A few months ago, NSW Transport announced to release Opal Card travel data to the public through its open data portal.
First thought was to try and build something like Uber’s Viz for train/bus commute. I assumed that the data will be de-identified and would consist of tap on/off location of each opal card, but was left disappointed after I downloaded the data. The data only consisted of Tap on/off count at 15 minutes interval at stations. For those who do not know about how opal card works, its similar to Oyster card in London.
With the data already downloaded I could only think about visualising it on a Map showing how people travel during the day. I had seen a few examples of d3js and was keen on replicating it. I started with the tutorials using Maps - shapefiles but got entangled, confused and didn’t find it pretty to just use the shape. So I started looking for api and came across leaflet and mapbox. I went with Mapbox with the sole reason that it allows Map customisation.
Sample of the raw data downloaded from Open data portal is as per below.

[Coordinate annotation lines]
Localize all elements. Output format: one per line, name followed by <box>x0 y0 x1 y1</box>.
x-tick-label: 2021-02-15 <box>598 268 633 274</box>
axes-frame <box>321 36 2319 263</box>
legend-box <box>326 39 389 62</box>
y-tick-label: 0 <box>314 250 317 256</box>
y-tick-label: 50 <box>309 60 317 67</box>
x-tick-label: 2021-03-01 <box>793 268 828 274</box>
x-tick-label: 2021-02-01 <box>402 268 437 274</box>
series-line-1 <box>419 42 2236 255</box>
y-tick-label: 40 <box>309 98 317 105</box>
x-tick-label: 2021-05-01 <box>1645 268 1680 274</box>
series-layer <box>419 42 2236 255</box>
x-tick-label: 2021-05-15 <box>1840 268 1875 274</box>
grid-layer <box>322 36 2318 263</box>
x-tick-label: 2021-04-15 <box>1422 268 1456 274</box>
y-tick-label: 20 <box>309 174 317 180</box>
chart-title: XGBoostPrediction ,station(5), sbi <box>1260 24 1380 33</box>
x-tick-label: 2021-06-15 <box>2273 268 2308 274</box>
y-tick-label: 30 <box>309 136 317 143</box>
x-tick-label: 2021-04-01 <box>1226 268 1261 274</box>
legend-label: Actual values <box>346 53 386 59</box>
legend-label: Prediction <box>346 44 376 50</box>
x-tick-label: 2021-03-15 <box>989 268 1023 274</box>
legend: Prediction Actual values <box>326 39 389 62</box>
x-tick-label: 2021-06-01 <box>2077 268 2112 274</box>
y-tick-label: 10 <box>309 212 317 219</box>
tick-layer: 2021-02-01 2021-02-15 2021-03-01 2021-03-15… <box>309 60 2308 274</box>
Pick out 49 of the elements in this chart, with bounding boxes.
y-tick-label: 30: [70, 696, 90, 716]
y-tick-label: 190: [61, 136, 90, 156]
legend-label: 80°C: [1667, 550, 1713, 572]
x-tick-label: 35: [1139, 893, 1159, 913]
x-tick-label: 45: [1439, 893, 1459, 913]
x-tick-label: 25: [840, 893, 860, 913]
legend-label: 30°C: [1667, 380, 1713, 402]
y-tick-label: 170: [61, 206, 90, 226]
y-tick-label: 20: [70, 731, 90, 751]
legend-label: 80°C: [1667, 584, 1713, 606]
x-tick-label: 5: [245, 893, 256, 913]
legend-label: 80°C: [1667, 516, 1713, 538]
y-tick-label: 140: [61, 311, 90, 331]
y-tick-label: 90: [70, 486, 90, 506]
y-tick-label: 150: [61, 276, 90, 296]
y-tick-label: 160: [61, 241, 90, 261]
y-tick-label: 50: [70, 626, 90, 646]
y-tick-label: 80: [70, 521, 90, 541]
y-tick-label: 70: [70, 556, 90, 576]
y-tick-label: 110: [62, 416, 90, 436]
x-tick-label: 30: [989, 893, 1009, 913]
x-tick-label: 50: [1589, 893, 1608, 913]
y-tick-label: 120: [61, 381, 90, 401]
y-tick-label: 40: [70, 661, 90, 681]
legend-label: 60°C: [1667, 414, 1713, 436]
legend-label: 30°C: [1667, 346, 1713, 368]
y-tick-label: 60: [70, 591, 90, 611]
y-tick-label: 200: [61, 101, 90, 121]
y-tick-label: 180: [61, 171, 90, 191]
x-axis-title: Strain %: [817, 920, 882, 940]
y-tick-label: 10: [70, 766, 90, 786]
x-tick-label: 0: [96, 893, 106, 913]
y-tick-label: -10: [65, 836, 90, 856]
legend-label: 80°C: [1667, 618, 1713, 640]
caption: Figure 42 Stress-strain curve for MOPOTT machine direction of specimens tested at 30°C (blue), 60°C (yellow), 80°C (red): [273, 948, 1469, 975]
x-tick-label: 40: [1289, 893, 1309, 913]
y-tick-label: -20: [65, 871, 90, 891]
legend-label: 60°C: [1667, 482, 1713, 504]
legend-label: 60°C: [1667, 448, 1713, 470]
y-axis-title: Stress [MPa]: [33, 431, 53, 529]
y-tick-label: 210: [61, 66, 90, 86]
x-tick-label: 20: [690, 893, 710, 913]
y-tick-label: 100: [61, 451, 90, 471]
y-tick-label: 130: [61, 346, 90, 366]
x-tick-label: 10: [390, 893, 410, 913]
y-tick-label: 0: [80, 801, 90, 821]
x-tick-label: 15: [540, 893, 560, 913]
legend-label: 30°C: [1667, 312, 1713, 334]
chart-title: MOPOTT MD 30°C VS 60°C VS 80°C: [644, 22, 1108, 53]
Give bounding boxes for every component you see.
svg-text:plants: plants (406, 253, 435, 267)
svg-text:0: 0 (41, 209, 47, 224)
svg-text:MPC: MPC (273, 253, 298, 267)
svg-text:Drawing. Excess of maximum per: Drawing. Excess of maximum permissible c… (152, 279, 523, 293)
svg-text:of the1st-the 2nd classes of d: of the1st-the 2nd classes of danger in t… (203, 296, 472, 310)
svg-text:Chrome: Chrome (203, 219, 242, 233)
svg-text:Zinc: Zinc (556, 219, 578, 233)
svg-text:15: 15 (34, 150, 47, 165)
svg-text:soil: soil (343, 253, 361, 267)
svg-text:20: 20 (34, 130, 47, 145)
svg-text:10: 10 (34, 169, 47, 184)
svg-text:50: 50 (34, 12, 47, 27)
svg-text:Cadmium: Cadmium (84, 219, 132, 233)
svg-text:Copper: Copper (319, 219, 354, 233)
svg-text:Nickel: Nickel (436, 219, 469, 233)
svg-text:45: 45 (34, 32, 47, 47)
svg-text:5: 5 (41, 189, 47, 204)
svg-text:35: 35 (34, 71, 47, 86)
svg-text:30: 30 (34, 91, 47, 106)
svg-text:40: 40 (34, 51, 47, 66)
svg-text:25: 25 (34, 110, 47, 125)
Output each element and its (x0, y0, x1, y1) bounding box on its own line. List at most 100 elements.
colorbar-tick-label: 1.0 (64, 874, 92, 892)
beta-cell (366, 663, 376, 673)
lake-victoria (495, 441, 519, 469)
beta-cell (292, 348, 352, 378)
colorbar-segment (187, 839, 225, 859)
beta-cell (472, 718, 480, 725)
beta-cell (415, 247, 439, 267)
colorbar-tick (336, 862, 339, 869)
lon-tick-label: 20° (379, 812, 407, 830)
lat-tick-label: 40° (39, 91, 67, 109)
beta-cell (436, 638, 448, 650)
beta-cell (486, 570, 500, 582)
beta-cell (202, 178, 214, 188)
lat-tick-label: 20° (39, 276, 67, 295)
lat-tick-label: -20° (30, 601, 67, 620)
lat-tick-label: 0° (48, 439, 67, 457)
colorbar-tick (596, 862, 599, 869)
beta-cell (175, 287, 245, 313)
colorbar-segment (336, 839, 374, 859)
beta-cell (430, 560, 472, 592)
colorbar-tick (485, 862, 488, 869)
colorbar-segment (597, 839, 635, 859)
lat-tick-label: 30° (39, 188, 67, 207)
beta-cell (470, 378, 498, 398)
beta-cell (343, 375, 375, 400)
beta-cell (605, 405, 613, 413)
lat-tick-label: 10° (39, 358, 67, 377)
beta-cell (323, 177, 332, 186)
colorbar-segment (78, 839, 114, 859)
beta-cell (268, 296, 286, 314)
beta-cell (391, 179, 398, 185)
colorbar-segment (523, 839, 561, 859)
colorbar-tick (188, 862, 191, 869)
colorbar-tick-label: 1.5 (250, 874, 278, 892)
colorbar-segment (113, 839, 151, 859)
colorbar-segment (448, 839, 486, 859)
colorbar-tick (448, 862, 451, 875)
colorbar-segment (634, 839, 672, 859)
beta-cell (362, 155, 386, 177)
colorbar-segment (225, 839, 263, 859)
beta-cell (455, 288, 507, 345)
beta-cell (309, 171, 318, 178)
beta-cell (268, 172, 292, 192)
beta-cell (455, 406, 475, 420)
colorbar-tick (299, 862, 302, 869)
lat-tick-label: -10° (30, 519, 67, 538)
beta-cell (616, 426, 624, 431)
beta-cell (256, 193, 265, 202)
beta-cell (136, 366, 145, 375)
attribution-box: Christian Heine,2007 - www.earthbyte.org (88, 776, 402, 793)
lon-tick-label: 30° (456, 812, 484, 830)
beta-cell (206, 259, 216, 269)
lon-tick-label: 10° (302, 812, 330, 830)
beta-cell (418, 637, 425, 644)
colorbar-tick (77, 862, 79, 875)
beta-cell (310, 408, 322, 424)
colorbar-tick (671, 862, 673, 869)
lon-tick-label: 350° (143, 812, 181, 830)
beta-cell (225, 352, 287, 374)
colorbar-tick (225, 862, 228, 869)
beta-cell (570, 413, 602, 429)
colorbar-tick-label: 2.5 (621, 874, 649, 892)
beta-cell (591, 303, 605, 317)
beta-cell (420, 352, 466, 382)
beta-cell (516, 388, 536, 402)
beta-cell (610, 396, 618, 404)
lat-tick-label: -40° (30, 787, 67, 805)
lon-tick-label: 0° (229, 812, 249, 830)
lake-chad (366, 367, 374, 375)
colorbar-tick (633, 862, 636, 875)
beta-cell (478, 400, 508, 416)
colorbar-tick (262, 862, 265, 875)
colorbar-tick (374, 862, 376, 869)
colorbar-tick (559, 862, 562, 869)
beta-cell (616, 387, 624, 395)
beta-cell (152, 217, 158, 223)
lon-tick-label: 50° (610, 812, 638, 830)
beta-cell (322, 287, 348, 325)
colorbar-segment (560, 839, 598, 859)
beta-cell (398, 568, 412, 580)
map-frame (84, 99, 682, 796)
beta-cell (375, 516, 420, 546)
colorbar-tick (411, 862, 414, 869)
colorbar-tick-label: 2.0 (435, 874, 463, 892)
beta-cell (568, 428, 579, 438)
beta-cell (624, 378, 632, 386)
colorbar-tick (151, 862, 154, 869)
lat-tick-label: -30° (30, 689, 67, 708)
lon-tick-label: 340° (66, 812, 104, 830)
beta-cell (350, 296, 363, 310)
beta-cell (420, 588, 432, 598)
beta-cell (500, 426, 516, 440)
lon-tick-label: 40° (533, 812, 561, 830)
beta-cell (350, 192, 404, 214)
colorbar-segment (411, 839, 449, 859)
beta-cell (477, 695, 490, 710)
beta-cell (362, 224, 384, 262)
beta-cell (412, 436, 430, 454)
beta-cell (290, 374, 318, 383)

Exercise:
In the Opal Card data post, which map service was chosen, and for what stated reason?

Finished answer:
Mapbox, chosen solely because it allows map customization.